**AIM OF THE TASK**
Which lines contain the string "name"? Please list every one of them.

**Structured figure records**
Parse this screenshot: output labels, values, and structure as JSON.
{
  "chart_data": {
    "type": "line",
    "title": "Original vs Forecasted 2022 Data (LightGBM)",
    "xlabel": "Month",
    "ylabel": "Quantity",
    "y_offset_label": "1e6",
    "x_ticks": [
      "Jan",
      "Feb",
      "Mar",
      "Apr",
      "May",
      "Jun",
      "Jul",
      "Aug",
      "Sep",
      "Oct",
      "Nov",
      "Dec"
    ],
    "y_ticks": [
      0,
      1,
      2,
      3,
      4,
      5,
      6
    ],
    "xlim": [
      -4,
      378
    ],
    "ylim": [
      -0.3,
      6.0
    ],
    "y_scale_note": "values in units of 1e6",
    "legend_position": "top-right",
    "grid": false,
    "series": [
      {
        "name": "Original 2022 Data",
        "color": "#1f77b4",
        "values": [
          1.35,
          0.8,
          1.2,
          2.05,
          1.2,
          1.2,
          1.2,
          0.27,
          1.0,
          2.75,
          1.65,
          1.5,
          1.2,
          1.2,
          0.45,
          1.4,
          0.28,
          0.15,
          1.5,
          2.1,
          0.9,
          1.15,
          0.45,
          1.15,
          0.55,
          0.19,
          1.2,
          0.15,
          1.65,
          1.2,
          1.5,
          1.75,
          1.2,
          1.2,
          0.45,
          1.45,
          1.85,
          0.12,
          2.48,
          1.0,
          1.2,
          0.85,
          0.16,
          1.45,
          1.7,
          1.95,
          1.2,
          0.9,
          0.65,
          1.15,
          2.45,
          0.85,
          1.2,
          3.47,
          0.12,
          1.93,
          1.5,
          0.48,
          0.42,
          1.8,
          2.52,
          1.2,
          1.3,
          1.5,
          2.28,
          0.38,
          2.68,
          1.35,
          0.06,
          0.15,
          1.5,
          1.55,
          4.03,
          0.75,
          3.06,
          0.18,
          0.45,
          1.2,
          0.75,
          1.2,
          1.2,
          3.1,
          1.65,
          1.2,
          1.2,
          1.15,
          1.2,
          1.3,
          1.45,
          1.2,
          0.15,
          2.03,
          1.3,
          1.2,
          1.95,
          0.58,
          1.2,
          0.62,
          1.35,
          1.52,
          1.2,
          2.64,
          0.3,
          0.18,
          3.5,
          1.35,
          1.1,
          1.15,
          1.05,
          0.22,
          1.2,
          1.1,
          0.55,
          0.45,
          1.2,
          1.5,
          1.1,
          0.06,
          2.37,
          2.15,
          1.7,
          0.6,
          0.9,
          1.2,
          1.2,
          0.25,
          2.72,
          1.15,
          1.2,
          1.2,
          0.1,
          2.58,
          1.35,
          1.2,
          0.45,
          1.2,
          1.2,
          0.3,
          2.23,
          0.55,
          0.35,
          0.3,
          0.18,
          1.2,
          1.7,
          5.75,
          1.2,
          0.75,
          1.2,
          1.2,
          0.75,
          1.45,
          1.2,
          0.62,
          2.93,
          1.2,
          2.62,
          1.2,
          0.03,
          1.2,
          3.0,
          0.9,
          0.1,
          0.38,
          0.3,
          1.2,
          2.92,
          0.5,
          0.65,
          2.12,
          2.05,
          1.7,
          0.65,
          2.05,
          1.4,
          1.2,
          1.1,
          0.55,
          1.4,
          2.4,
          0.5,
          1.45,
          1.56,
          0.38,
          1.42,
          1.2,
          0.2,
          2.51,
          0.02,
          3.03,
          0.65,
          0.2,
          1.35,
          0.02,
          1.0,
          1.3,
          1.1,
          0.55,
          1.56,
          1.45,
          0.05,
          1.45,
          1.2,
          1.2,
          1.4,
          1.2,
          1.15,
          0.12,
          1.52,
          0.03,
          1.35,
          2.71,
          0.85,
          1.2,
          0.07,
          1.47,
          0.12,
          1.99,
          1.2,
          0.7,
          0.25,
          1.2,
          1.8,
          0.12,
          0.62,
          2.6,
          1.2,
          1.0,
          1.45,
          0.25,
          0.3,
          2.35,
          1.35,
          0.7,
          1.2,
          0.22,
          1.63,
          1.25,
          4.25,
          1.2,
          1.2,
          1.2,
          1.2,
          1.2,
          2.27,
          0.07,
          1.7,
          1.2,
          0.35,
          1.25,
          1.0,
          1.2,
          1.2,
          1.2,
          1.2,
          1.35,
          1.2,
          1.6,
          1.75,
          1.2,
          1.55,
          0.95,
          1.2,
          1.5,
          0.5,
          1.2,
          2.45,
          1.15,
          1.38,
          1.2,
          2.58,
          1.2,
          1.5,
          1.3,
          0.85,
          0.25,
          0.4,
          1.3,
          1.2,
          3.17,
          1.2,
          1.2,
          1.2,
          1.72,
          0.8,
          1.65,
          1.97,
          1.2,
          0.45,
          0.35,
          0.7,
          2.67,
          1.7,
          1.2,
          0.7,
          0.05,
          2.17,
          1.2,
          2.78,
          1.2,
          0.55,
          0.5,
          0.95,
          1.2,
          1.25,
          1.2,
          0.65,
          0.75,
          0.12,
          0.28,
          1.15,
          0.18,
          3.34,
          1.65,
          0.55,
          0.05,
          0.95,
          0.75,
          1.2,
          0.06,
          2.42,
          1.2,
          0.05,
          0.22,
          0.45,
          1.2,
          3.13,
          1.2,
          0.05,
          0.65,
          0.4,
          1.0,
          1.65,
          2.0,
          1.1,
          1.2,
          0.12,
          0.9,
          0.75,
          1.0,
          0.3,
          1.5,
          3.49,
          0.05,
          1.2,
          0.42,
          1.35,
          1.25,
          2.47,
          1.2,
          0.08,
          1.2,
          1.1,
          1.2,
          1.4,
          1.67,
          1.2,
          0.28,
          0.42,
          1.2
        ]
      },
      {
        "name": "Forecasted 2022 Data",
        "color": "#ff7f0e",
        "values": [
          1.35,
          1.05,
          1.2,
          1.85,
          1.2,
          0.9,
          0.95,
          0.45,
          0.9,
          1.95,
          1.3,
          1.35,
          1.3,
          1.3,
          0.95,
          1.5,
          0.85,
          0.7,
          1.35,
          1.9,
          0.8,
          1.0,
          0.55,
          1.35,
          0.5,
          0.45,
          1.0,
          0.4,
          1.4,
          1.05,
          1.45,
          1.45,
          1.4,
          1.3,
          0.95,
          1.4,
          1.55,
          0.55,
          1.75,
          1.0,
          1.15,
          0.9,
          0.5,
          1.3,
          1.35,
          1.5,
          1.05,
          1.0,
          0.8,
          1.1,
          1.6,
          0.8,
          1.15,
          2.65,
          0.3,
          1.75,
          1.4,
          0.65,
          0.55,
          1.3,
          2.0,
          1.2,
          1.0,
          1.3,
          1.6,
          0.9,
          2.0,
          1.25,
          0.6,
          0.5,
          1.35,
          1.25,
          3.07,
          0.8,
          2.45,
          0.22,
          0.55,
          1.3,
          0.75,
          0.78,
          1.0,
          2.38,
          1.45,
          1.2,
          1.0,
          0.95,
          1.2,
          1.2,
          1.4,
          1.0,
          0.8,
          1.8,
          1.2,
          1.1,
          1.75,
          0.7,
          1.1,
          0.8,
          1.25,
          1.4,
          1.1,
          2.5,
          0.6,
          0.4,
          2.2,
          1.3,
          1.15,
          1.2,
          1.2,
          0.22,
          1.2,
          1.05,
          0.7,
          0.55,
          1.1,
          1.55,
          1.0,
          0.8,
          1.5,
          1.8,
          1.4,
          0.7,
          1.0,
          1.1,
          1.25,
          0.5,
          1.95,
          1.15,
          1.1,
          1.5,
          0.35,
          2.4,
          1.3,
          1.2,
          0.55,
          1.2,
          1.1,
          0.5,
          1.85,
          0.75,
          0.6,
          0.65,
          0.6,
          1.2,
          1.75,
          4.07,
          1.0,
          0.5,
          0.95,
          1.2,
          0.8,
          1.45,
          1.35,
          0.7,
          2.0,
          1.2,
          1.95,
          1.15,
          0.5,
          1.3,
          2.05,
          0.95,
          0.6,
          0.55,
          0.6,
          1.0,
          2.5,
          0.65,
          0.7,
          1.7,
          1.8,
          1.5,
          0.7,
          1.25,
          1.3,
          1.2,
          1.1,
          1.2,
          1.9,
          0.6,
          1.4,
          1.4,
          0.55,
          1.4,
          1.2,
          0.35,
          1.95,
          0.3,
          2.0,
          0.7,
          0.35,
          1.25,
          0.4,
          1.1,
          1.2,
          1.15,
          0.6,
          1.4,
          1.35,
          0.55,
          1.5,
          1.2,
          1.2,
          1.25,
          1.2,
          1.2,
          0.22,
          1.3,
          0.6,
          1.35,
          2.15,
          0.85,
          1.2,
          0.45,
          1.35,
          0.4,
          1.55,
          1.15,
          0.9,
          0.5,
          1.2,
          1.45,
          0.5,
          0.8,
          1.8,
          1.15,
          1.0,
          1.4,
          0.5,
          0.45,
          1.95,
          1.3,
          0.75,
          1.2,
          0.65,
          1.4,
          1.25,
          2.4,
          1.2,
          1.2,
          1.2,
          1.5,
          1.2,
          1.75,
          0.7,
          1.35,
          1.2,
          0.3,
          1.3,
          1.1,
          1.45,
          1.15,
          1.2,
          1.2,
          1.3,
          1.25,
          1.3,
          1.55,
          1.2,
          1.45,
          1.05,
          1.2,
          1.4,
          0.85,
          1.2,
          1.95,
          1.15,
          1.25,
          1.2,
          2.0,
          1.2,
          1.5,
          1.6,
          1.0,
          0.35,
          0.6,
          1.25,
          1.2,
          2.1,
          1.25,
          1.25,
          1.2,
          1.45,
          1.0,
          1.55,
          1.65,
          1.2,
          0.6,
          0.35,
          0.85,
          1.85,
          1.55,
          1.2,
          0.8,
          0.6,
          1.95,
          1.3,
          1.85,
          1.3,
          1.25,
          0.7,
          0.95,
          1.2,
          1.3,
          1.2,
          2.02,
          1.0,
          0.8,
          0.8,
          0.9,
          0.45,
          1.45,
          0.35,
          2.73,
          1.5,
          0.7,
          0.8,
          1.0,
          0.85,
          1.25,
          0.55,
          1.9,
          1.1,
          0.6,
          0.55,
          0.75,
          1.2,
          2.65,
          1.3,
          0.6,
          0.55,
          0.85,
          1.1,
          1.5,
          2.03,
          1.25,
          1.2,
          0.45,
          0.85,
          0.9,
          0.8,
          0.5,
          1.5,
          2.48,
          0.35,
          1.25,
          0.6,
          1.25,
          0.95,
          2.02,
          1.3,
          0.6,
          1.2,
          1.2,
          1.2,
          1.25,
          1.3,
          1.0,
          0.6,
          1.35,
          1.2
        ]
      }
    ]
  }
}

**WRITTEN SOLUTION**
        "name": "Original 2022 Data",
        "name": "Forecasted 2022 Data",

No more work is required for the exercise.